## SET PROBLEM
Report every line in the listing below where the string "Playground" shows up.

[Stored data]
* START *
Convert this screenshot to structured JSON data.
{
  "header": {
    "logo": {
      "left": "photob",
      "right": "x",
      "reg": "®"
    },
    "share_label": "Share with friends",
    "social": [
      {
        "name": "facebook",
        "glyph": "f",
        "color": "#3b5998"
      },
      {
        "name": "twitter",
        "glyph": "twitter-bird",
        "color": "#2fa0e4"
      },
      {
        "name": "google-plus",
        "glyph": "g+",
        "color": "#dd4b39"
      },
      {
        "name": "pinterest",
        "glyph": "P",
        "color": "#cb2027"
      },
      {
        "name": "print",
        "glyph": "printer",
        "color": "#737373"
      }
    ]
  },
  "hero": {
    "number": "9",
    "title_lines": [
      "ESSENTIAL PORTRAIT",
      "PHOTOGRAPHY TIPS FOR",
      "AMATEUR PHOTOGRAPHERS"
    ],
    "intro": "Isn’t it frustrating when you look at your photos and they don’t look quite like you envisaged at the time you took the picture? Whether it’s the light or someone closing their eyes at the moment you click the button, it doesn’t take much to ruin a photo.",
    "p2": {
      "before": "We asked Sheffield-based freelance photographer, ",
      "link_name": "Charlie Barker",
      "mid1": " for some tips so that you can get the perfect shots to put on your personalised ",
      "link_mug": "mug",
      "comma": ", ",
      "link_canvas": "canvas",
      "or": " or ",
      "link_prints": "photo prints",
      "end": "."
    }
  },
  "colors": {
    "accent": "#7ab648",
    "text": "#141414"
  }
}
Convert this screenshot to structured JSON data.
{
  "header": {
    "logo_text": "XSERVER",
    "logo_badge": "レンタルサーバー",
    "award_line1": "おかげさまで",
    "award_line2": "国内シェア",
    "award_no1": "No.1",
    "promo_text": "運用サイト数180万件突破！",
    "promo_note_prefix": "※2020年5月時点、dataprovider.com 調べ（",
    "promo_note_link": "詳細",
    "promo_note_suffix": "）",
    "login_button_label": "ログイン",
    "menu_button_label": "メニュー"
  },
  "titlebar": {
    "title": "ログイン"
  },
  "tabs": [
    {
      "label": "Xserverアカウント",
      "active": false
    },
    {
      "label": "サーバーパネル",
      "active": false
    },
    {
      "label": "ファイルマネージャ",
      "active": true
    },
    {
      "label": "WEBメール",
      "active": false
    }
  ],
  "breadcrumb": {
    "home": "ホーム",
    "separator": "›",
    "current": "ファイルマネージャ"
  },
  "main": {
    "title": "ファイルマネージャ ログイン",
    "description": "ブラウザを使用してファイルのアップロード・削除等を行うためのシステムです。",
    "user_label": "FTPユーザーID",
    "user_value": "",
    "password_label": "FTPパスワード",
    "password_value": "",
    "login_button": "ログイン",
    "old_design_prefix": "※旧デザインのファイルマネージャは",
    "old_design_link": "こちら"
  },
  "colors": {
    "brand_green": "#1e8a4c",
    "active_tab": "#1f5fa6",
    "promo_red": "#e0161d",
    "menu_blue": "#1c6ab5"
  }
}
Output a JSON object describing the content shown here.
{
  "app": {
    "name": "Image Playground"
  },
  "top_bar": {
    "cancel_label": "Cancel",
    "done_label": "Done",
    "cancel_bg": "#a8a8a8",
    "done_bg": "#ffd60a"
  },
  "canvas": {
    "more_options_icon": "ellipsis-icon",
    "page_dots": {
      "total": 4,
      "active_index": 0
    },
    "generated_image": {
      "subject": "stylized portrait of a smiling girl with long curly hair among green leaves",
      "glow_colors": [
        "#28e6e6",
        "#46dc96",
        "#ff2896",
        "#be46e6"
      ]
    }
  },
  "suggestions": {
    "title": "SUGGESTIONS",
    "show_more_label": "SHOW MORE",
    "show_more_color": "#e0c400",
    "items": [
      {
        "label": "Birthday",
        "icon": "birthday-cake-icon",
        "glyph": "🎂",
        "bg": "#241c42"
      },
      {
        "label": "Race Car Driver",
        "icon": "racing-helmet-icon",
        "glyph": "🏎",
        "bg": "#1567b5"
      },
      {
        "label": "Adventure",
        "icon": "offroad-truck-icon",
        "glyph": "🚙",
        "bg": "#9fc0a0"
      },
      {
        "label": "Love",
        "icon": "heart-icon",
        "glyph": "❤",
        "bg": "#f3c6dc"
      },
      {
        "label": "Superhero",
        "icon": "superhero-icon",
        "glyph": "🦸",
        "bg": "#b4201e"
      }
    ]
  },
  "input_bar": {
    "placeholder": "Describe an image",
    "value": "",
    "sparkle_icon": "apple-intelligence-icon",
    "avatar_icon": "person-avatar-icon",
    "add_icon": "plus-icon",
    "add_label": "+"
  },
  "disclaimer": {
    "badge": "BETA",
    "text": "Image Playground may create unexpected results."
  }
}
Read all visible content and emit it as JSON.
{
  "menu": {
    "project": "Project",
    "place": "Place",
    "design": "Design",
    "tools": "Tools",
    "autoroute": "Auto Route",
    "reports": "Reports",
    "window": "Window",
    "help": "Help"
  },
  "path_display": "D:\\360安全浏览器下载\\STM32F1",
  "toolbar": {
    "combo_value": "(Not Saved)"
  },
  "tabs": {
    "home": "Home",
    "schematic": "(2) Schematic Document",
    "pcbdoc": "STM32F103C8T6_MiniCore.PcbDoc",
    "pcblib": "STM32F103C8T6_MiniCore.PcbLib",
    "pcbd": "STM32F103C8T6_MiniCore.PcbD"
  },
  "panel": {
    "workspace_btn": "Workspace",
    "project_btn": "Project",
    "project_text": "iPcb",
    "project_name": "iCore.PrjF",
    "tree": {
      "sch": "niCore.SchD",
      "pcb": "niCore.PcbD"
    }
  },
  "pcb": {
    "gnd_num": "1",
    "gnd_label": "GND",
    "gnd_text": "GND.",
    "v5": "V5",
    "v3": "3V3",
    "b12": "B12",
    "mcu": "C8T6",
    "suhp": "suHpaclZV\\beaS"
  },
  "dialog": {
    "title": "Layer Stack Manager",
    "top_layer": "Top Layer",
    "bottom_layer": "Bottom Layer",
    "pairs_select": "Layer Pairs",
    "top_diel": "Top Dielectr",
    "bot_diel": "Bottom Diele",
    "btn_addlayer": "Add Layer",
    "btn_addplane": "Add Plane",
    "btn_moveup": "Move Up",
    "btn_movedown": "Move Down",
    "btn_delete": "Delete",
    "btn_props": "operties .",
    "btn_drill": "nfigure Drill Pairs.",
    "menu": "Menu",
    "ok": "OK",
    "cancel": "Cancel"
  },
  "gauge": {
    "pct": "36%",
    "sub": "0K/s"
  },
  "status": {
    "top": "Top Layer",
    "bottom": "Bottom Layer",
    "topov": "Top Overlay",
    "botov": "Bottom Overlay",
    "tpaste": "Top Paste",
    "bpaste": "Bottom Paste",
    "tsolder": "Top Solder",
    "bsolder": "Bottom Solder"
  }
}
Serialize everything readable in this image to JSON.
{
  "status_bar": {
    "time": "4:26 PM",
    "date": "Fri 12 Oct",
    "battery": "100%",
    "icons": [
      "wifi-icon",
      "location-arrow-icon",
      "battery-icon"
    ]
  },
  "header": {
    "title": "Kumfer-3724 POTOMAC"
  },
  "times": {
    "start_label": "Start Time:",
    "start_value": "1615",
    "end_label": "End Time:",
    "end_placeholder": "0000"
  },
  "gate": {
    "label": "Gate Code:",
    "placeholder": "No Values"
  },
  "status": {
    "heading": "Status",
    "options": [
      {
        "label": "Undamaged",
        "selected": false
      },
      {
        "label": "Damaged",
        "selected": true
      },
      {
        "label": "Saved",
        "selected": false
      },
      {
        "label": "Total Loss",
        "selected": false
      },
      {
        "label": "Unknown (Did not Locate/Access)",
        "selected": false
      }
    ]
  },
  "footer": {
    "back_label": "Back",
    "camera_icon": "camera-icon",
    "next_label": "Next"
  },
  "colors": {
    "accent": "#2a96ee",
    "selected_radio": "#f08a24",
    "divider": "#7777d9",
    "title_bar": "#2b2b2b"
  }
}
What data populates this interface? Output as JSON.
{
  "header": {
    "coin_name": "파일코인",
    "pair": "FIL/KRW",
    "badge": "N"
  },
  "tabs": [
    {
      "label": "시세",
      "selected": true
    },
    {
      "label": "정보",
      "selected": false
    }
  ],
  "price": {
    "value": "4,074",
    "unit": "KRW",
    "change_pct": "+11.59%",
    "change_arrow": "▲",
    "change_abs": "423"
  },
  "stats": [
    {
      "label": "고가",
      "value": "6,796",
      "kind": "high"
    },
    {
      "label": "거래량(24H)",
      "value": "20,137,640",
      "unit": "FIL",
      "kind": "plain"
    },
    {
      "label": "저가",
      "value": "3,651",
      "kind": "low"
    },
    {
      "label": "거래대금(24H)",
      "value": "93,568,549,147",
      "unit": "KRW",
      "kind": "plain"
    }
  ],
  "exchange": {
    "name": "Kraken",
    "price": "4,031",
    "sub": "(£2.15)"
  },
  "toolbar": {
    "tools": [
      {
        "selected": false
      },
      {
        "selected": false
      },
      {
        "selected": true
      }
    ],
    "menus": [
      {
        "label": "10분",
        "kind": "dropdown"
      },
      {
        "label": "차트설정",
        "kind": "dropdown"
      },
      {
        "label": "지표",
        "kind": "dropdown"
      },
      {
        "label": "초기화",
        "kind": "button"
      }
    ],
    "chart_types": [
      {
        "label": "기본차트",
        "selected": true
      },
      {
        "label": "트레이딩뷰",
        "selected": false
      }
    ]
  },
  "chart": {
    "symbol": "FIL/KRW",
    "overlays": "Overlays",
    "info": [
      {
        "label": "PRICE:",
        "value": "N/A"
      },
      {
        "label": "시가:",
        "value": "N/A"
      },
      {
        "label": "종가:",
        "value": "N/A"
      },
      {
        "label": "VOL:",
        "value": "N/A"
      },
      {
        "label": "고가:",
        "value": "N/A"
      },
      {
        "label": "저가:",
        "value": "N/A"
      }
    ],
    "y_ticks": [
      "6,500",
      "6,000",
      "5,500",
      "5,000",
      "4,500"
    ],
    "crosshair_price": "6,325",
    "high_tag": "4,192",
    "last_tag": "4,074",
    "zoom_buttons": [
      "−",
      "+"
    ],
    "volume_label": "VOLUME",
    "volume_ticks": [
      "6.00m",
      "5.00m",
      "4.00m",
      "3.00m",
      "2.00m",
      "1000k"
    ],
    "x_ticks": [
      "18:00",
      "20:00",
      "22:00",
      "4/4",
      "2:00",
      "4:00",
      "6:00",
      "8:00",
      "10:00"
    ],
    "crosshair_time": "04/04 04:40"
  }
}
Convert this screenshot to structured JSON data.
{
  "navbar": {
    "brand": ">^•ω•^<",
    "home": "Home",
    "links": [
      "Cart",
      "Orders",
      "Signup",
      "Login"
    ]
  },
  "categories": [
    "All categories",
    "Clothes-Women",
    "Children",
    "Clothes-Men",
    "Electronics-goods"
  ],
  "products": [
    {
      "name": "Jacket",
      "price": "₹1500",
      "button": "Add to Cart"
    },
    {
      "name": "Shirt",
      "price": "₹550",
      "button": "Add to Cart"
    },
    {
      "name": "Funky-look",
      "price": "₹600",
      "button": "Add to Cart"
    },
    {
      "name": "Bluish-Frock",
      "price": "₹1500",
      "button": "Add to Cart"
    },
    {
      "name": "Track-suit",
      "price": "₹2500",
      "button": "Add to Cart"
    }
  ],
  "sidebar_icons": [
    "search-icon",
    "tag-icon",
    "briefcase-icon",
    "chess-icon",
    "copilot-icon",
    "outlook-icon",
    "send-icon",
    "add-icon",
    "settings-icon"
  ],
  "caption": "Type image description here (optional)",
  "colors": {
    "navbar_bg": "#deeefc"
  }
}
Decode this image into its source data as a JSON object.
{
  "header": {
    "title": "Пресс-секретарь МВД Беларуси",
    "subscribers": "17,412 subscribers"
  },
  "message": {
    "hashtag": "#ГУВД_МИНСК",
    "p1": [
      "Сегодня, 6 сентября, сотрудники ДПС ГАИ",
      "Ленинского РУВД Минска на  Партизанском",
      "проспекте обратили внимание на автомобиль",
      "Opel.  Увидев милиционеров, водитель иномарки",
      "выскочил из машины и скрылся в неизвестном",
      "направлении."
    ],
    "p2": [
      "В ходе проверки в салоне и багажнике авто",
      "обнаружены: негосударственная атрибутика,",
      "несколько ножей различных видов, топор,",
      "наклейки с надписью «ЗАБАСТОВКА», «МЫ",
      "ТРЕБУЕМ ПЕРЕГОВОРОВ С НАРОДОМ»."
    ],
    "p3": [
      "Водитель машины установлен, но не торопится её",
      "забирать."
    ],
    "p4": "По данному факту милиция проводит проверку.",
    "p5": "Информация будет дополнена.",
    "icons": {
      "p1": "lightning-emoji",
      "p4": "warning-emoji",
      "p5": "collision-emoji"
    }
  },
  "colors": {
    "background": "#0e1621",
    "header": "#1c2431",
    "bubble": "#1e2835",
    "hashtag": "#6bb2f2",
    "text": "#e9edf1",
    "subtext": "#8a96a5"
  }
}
* END *
## COMPLETE ANSWER
    "name": "Image Playground"
    "text": "Image Playground may create unexpected results."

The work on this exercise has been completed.